Extracted data ▸
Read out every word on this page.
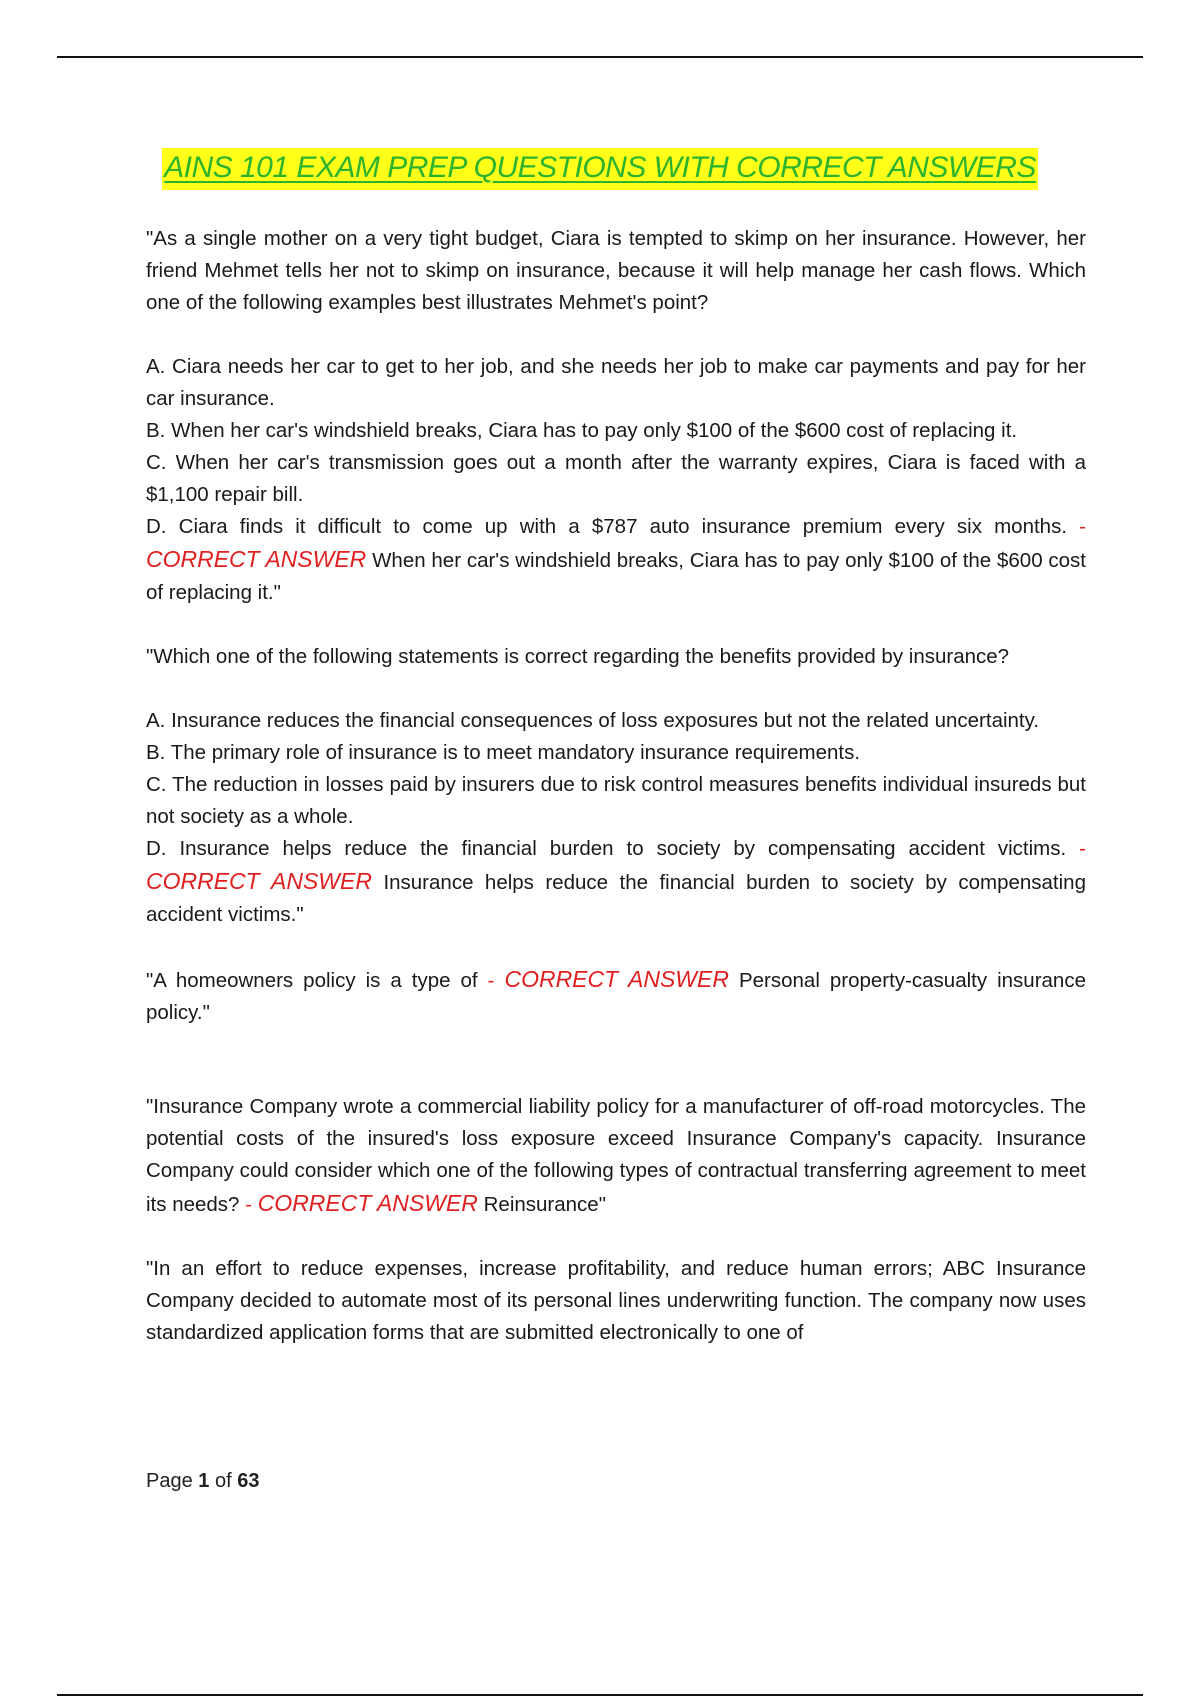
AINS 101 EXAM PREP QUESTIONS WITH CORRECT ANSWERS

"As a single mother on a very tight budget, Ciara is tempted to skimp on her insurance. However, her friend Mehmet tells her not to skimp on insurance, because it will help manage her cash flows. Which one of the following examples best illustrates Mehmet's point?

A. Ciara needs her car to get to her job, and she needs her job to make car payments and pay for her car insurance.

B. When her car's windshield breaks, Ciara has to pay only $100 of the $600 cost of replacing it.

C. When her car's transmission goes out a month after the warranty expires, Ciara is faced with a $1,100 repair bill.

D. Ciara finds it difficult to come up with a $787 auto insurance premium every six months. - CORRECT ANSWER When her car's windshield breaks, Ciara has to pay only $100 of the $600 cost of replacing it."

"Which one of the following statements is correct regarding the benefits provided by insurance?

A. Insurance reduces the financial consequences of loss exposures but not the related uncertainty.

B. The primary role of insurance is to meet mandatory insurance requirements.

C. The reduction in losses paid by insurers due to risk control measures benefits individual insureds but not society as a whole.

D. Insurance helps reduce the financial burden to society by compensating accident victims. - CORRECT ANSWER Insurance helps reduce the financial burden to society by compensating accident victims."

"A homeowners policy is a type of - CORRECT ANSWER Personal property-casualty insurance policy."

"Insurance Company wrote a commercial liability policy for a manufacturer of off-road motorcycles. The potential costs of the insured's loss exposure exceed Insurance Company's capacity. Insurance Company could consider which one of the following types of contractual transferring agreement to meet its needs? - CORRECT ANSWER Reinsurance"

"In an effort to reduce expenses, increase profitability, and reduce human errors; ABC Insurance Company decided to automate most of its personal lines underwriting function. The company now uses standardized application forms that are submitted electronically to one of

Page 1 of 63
* * *
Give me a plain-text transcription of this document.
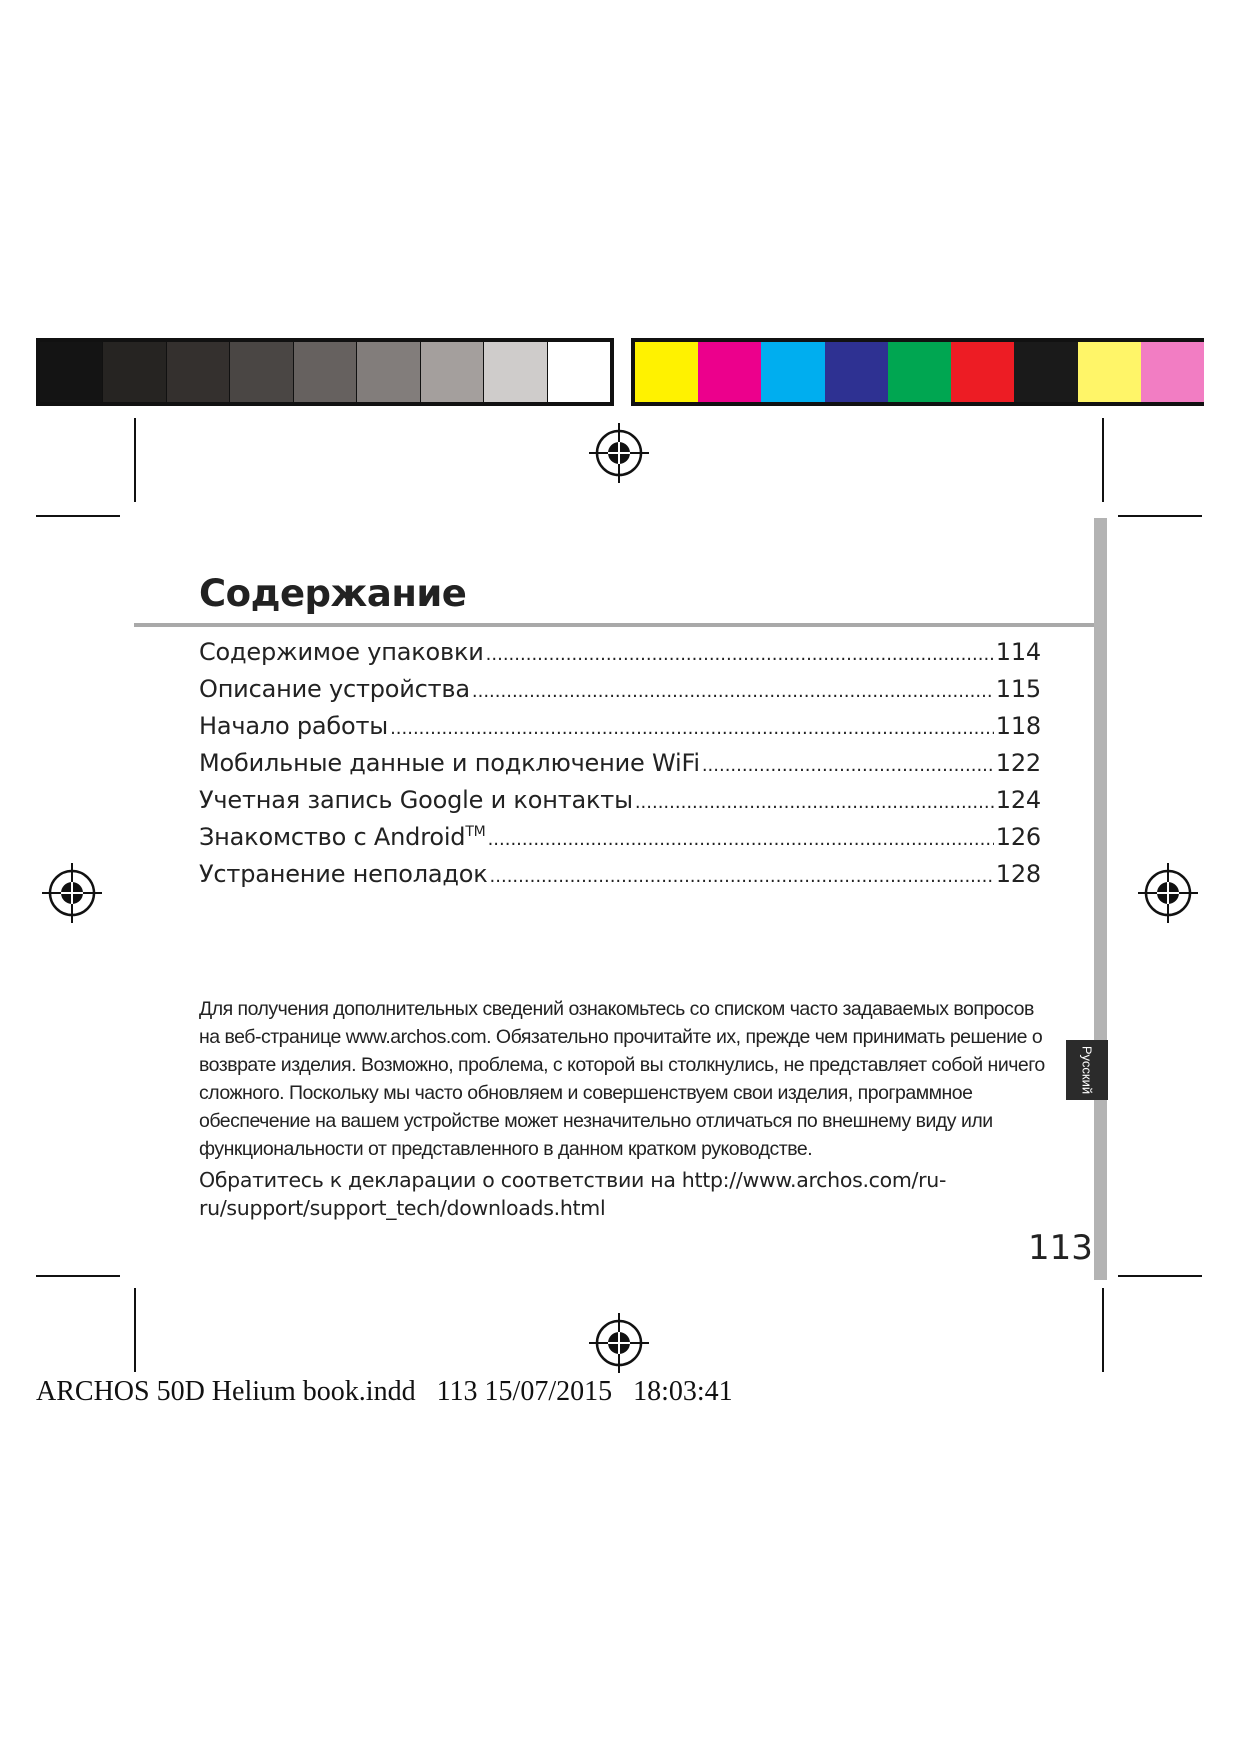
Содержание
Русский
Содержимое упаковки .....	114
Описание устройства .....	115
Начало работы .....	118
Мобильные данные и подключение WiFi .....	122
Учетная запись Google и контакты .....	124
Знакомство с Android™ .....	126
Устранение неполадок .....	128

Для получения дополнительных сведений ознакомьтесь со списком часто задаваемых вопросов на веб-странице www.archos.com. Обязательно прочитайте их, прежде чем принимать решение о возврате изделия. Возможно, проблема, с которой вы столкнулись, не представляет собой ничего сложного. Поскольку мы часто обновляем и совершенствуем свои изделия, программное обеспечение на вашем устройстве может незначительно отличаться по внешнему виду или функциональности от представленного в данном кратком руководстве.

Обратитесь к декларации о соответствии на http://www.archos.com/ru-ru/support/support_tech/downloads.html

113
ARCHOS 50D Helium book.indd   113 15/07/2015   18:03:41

What you will do ▸
Your answer should be a single number: how many lines in the data above include "every"?

Solution for this task ▸
2